▶ [Extracted data entries]
_ _ _ _
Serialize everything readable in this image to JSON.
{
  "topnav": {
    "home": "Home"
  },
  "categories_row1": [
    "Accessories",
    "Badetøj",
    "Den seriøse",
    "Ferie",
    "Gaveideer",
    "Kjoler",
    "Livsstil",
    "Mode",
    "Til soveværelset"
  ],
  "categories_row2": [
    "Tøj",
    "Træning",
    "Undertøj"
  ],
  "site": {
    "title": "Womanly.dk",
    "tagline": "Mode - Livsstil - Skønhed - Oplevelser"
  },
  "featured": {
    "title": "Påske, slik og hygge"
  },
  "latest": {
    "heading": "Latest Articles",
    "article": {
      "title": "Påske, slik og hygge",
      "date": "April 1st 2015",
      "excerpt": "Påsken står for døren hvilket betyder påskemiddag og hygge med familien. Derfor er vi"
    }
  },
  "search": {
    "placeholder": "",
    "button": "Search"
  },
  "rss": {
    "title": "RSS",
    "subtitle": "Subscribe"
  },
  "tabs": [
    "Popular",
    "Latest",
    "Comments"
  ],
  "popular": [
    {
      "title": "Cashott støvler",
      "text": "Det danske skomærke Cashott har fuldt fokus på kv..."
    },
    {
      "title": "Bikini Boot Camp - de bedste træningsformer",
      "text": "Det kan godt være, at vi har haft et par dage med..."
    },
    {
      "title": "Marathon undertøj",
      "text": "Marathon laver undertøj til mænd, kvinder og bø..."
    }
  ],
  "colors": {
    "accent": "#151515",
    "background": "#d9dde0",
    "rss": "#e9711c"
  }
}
_ _ _ _
Select, from the listing, all lines that include the word "hygge".

▶ [Solution to this exercise]
    "title": "Påske, slik og hygge"
      "title": "Påske, slik og hygge",
      "excerpt": "Påsken står for døren hvilket betyder påskemiddag og hygge med familien. Derfor er vi"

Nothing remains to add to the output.